Data records
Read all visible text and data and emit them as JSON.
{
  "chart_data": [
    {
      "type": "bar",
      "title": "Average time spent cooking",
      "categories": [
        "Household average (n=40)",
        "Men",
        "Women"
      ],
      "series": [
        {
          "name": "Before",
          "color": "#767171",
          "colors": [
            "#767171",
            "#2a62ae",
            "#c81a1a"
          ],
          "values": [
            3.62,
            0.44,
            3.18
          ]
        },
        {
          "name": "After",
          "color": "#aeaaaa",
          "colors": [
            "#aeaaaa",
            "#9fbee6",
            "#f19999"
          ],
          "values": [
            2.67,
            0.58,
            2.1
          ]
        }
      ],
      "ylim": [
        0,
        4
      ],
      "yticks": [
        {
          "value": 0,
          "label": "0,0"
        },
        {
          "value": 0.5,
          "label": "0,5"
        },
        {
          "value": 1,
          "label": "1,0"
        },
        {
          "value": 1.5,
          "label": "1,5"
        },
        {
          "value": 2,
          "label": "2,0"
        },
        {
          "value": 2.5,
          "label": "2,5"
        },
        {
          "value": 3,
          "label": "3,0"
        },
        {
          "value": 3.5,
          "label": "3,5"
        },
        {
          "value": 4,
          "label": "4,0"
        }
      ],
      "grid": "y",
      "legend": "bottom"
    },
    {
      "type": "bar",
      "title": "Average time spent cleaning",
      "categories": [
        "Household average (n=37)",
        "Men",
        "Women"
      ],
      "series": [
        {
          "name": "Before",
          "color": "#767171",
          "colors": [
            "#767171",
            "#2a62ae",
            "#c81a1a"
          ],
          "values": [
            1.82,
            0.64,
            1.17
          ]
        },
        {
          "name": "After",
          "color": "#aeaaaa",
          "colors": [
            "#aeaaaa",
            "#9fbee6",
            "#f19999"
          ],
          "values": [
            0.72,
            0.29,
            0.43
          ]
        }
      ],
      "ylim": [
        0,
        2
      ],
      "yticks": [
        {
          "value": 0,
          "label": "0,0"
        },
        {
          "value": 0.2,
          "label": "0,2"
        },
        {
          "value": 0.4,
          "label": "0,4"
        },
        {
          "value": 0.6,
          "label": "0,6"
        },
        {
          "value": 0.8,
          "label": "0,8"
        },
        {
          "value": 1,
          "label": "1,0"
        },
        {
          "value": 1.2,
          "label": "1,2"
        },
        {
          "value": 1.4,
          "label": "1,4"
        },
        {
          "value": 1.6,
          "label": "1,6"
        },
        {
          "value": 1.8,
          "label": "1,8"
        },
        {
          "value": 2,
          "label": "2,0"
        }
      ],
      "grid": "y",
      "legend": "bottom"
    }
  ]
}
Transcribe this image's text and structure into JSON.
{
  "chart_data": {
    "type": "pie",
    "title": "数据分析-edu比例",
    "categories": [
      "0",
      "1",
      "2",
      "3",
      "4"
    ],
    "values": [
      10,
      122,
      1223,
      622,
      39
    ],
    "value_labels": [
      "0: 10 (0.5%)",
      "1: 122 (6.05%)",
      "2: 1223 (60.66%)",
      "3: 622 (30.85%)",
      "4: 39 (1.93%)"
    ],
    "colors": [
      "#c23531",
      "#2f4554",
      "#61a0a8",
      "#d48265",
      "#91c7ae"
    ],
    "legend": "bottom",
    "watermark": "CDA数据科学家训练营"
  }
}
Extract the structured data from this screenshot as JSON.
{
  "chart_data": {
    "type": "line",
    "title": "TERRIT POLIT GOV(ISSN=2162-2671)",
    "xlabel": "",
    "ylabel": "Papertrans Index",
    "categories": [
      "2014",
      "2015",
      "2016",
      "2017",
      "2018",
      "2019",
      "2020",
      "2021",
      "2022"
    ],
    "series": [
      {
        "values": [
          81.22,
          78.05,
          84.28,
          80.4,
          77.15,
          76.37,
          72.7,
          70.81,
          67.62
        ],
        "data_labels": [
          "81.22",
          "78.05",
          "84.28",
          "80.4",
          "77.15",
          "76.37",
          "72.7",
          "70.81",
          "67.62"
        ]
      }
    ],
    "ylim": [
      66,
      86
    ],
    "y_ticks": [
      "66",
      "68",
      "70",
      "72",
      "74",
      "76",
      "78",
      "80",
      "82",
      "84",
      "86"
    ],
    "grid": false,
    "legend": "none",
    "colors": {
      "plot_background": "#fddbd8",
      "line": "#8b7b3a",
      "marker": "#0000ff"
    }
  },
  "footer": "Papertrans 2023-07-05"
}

WHAT YOU NEED TO DO:
Point out every line holding the string "spent" and copy it.

RESPONSE:
      "title": "Average time spent cooking",
      "title": "Average time spent cleaning",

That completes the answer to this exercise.